→ Directions for this task:
Give back all the entries below. Omit none of them.

(Stored entries)
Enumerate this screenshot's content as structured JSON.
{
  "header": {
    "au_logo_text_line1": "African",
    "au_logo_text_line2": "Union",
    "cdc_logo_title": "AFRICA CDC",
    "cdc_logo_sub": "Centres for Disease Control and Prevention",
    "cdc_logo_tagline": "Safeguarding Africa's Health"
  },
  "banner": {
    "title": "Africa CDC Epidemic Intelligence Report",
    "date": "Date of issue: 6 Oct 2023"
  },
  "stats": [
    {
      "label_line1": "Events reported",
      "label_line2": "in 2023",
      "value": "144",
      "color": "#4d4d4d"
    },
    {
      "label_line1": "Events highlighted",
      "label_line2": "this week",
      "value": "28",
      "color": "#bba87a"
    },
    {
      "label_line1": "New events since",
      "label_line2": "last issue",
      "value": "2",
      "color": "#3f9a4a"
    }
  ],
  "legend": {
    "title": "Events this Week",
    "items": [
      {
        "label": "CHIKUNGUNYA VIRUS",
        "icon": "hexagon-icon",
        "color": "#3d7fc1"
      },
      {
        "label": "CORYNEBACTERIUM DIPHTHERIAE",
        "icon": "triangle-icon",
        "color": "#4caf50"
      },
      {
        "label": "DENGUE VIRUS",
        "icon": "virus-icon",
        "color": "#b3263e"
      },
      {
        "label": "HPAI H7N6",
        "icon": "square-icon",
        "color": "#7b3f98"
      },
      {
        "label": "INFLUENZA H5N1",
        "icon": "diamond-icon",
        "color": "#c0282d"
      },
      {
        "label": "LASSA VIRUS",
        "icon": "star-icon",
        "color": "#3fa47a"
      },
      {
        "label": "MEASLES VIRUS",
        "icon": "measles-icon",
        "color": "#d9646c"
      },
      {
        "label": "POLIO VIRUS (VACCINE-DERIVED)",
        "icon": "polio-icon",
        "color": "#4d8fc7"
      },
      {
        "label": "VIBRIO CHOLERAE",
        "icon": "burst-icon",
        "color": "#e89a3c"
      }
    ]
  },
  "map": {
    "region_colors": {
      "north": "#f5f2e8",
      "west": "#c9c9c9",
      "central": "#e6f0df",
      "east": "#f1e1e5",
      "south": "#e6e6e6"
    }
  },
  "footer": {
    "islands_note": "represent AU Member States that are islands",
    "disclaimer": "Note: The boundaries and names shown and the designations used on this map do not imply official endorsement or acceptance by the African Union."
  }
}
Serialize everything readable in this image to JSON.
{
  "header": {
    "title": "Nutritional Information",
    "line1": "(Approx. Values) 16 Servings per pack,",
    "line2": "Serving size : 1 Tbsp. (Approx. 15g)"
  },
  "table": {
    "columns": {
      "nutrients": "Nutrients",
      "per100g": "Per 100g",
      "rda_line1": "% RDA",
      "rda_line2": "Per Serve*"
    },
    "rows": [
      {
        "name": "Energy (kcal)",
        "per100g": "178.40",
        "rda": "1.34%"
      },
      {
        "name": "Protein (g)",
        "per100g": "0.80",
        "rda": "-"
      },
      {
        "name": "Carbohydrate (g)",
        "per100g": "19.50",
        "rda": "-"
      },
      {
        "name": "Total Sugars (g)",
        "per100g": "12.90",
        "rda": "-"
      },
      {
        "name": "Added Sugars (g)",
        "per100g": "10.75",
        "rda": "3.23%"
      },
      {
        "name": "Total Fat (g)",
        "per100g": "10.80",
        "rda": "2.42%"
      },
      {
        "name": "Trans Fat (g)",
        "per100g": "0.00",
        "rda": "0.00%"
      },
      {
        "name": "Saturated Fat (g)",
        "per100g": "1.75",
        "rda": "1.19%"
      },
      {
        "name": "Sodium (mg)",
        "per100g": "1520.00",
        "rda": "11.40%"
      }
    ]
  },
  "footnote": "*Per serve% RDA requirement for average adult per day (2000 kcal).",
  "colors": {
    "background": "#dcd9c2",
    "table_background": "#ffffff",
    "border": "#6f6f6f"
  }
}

→ Response to this exercise:
Enumerate this screenshot's content as structured JSON.
{
  "header": {
    "au_logo_text_line1": "African",
    "au_logo_text_line2": "Union",
    "cdc_logo_title": "AFRICA CDC",
    "cdc_logo_sub": "Centres for Disease Control and Prevention",
    "cdc_logo_tagline": "Safeguarding Africa's Health"
  },
  "banner": {
    "title": "Africa CDC Epidemic Intelligence Report",
    "date": "Date of issue: 6 Oct 2023"
  },
  "stats": [
    {
      "label_line1": "Events reported",
      "label_line2": "in 2023",
      "value": "144",
      "color": "#4d4d4d"
    },
    {
      "label_line1": "Events highlighted",
      "label_line2": "this week",
      "value": "28",
      "color": "#bba87a"
    },
    {
      "label_line1": "New events since",
      "label_line2": "last issue",
      "value": "2",
      "color": "#3f9a4a"
    }
  ],
  "legend": {
    "title": "Events this Week",
    "items": [
      {
        "label": "CHIKUNGUNYA VIRUS",
        "icon": "hexagon-icon",
        "color": "#3d7fc1"
      },
      {
        "label": "CORYNEBACTERIUM DIPHTHERIAE",
        "icon": "triangle-icon",
        "color": "#4caf50"
      },
      {
        "label": "DENGUE VIRUS",
        "icon": "virus-icon",
        "color": "#b3263e"
      },
      {
        "label": "HPAI H7N6",
        "icon": "square-icon",
        "color": "#7b3f98"
      },
      {
        "label": "INFLUENZA H5N1",
        "icon": "diamond-icon",
        "color": "#c0282d"
      },
      {
        "label": "LASSA VIRUS",
        "icon": "star-icon",
        "color": "#3fa47a"
      },
      {
        "label": "MEASLES VIRUS",
        "icon": "measles-icon",
        "color": "#d9646c"
      },
      {
        "label": "POLIO VIRUS (VACCINE-DERIVED)",
        "icon": "polio-icon",
        "color": "#4d8fc7"
      },
      {
        "label": "VIBRIO CHOLERAE",
        "icon": "burst-icon",
        "color": "#e89a3c"
      }
    ]
  },
  "map": {
    "region_colors": {
      "north": "#f5f2e8",
      "west": "#c9c9c9",
      "central": "#e6f0df",
      "east": "#f1e1e5",
      "south": "#e6e6e6"
    }
  },
  "footer": {
    "islands_note": "represent AU Member States that are islands",
    "disclaimer": "Note: The boundaries and names shown and the designations used on this map do not imply official endorsement or acceptance by the African Union."
  }
}
Serialize everything readable in this image to JSON.
{
  "header": {
    "title": "Nutritional Information",
    "line1": "(Approx. Values) 16 Servings per pack,",
    "line2": "Serving size : 1 Tbsp. (Approx. 15g)"
  },
  "table": {
    "columns": {
      "nutrients": "Nutrients",
      "per100g": "Per 100g",
      "rda_line1": "% RDA",
      "rda_line2": "Per Serve*"
    },
    "rows": [
      {
        "name": "Energy (kcal)",
        "per100g": "178.40",
        "rda": "1.34%"
      },
      {
        "name": "Protein (g)",
        "per100g": "0.80",
        "rda": "-"
      },
      {
        "name": "Carbohydrate (g)",
        "per100g": "19.50",
        "rda": "-"
      },
      {
        "name": "Total Sugars (g)",
        "per100g": "12.90",
        "rda": "-"
      },
      {
        "name": "Added Sugars (g)",
        "per100g": "10.75",
        "rda": "3.23%"
      },
      {
        "name": "Total Fat (g)",
        "per100g": "10.80",
        "rda": "2.42%"
      },
      {
        "name": "Trans Fat (g)",
        "per100g": "0.00",
        "rda": "0.00%"
      },
      {
        "name": "Saturated Fat (g)",
        "per100g": "1.75",
        "rda": "1.19%"
      },
      {
        "name": "Sodium (mg)",
        "per100g": "1520.00",
        "rda": "11.40%"
      }
    ]
  },
  "footnote": "*Per serve% RDA requirement for average adult per day (2000 kcal).",
  "colors": {
    "background": "#dcd9c2",
    "table_background": "#ffffff",
    "border": "#6f6f6f"
  }
}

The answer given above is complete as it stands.